■ **INSTRUCTIONS FOR THE TASK**:
Exclude the pictures, then repeat the remaining data exactly.

Dataset listings of figures:

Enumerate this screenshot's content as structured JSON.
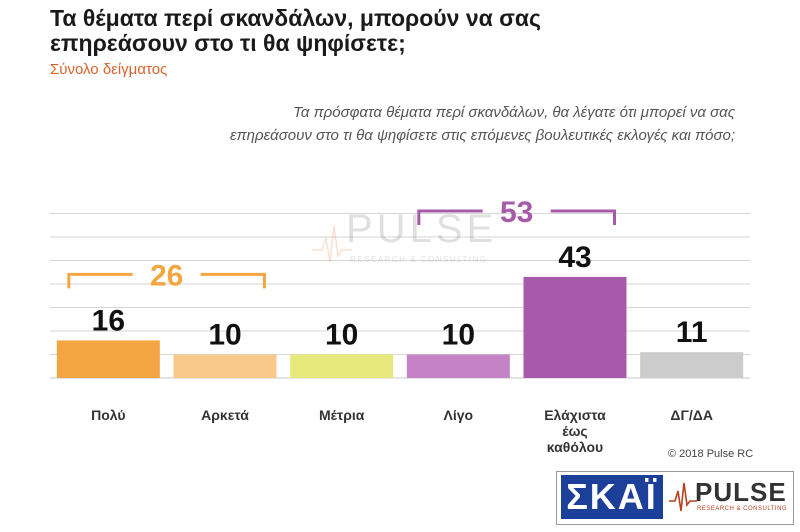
{
  "header": {
    "title_line1": "Τα θέματα περί σκανδάλων, μπορούν να σας",
    "title_line2": "επηρεάσουν στο τι θα ψηφίσετε;",
    "subtitle": "Σύνολο δείγματος",
    "question_line1": "Τα πρόσφατα θέματα περί σκανδάλων, θα λέγατε ότι μπορεί να σας",
    "question_line2": "επηρεάσουν στο τι θα ψηφίσετε στις επόμενες βουλευτικές εκλογές και πόσο;"
  },
  "chart_data": {
    "type": "bar",
    "categories": [
      "Πολύ",
      "Αρκετά",
      "Μέτρια",
      "Λίγο",
      "Ελάχιστα έως καθόλου",
      "ΔΓ/ΔΑ"
    ],
    "category_lines": [
      [
        "Πολύ"
      ],
      [
        "Αρκετά"
      ],
      [
        "Μέτρια"
      ],
      [
        "Λίγο"
      ],
      [
        "Ελάχιστα",
        "έως",
        "καθόλου"
      ],
      [
        "ΔΓ/ΔΑ"
      ]
    ],
    "values": [
      16,
      10,
      10,
      10,
      43,
      11
    ],
    "colors": [
      "#f4a642",
      "#f8c98b",
      "#e7e97d",
      "#c383c4",
      "#a85aaa",
      "#cccccc"
    ],
    "ylim": [
      0,
      70
    ],
    "grid": true,
    "groups": [
      {
        "value": 26,
        "from": 0,
        "to": 1,
        "color": "#f4a642"
      },
      {
        "value": 53,
        "from": 3,
        "to": 4,
        "color": "#a85aaa"
      }
    ]
  },
  "watermark": {
    "word": "PULSE",
    "sub": "RESEARCH & CONSULTING"
  },
  "footer": {
    "copyright": "© 2018 Pulse RC",
    "logo_skai": "ΣΚΑΪ",
    "logo_pulse": "PULSE",
    "logo_pulse_sub": "RESEARCH & CONSULTING"
  }
}
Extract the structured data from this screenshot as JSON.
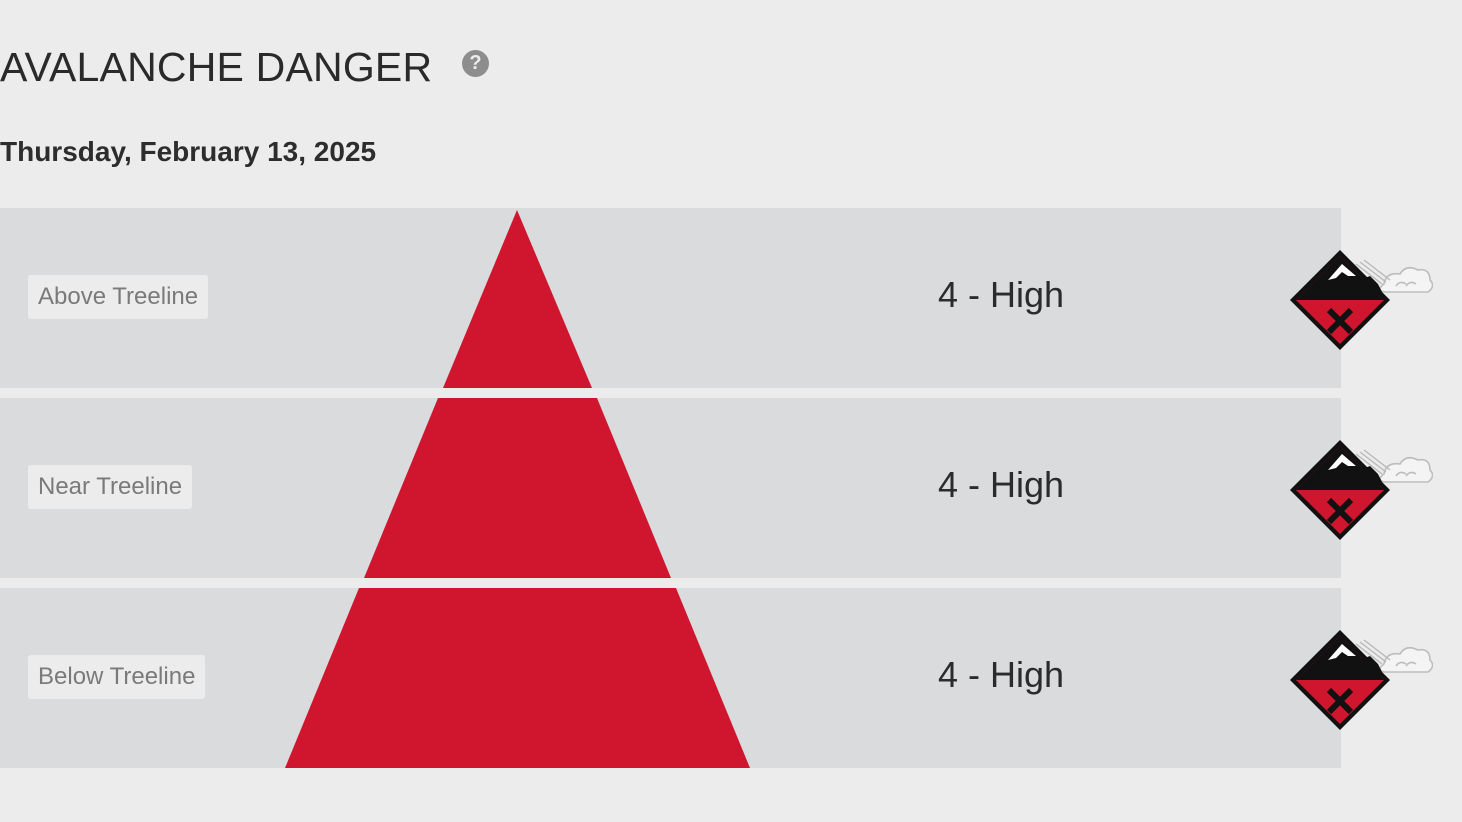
{
  "header": {
    "title": "AVALANCHE DANGER",
    "help_icon": "question-circle-icon"
  },
  "date": "Thursday, February 13, 2025",
  "colors": {
    "high": "#d0152f",
    "band": "#d9dbdd",
    "background": "#ececec"
  },
  "zones": [
    {
      "label": "Above Treeline",
      "rating": "4 - High",
      "level": 4,
      "icon": "avalanche-danger-4-icon"
    },
    {
      "label": "Near Treeline",
      "rating": "4 - High",
      "level": 4,
      "icon": "avalanche-danger-4-icon"
    },
    {
      "label": "Below Treeline",
      "rating": "4 - High",
      "level": 4,
      "icon": "avalanche-danger-4-icon"
    }
  ]
}
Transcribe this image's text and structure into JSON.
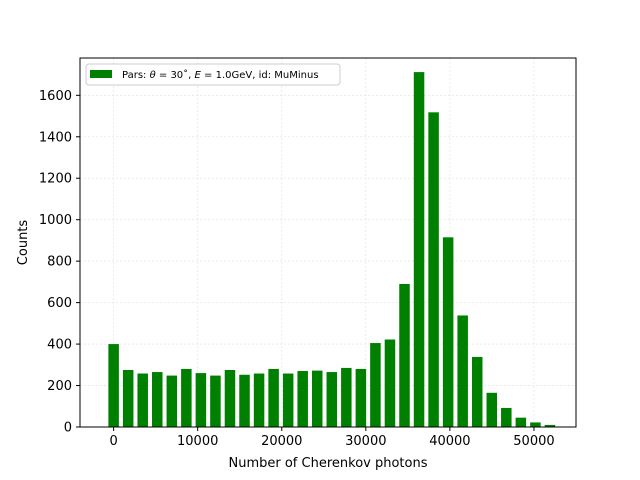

■ **WORKED SOLUTION**:
Enumerate this screenshot's content as structured JSON.
{
  "header": {
    "title_line1": "Τα θέματα περί σκανδάλων, μπορούν να σας",
    "title_line2": "επηρεάσουν στο τι θα ψηφίσετε;",
    "subtitle": "Σύνολο δείγματος",
    "question_line1": "Τα πρόσφατα θέματα περί σκανδάλων, θα λέγατε ότι μπορεί να σας",
    "question_line2": "επηρεάσουν στο τι θα ψηφίσετε στις επόμενες βουλευτικές εκλογές και πόσο;"
  },
  "chart_data": {
    "type": "bar",
    "categories": [
      "Πολύ",
      "Αρκετά",
      "Μέτρια",
      "Λίγο",
      "Ελάχιστα έως καθόλου",
      "ΔΓ/ΔΑ"
    ],
    "category_lines": [
      [
        "Πολύ"
      ],
      [
        "Αρκετά"
      ],
      [
        "Μέτρια"
      ],
      [
        "Λίγο"
      ],
      [
        "Ελάχιστα",
        "έως",
        "καθόλου"
      ],
      [
        "ΔΓ/ΔΑ"
      ]
    ],
    "values": [
      16,
      10,
      10,
      10,
      43,
      11
    ],
    "colors": [
      "#f4a642",
      "#f8c98b",
      "#e7e97d",
      "#c383c4",
      "#a85aaa",
      "#cccccc"
    ],
    "ylim": [
      0,
      70
    ],
    "grid": true,
    "groups": [
      {
        "value": 26,
        "from": 0,
        "to": 1,
        "color": "#f4a642"
      },
      {
        "value": 53,
        "from": 3,
        "to": 4,
        "color": "#a85aaa"
      }
    ]
  },
  "watermark": {
    "word": "PULSE",
    "sub": "RESEARCH & CONSULTING"
  },
  "footer": {
    "copyright": "© 2018 Pulse RC",
    "logo_skai": "ΣΚΑΪ",
    "logo_pulse": "PULSE",
    "logo_pulse_sub": "RESEARCH & CONSULTING"
  }
}
Extract the structured data from this screenshot as JSON.
{
  "header": {
    "title": "AVALANCHE DANGER",
    "help_icon": "question-circle-icon"
  },
  "date": "Thursday, February 13, 2025",
  "colors": {
    "high": "#d0152f",
    "band": "#d9dbdd",
    "background": "#ececec"
  },
  "zones": [
    {
      "label": "Above Treeline",
      "rating": "4 - High",
      "level": 4,
      "icon": "avalanche-danger-4-icon"
    },
    {
      "label": "Near Treeline",
      "rating": "4 - High",
      "level": 4,
      "icon": "avalanche-danger-4-icon"
    },
    {
      "label": "Below Treeline",
      "rating": "4 - High",
      "level": 4,
      "icon": "avalanche-danger-4-icon"
    }
  ]
}
Transcribe this image's text and structure into JSON.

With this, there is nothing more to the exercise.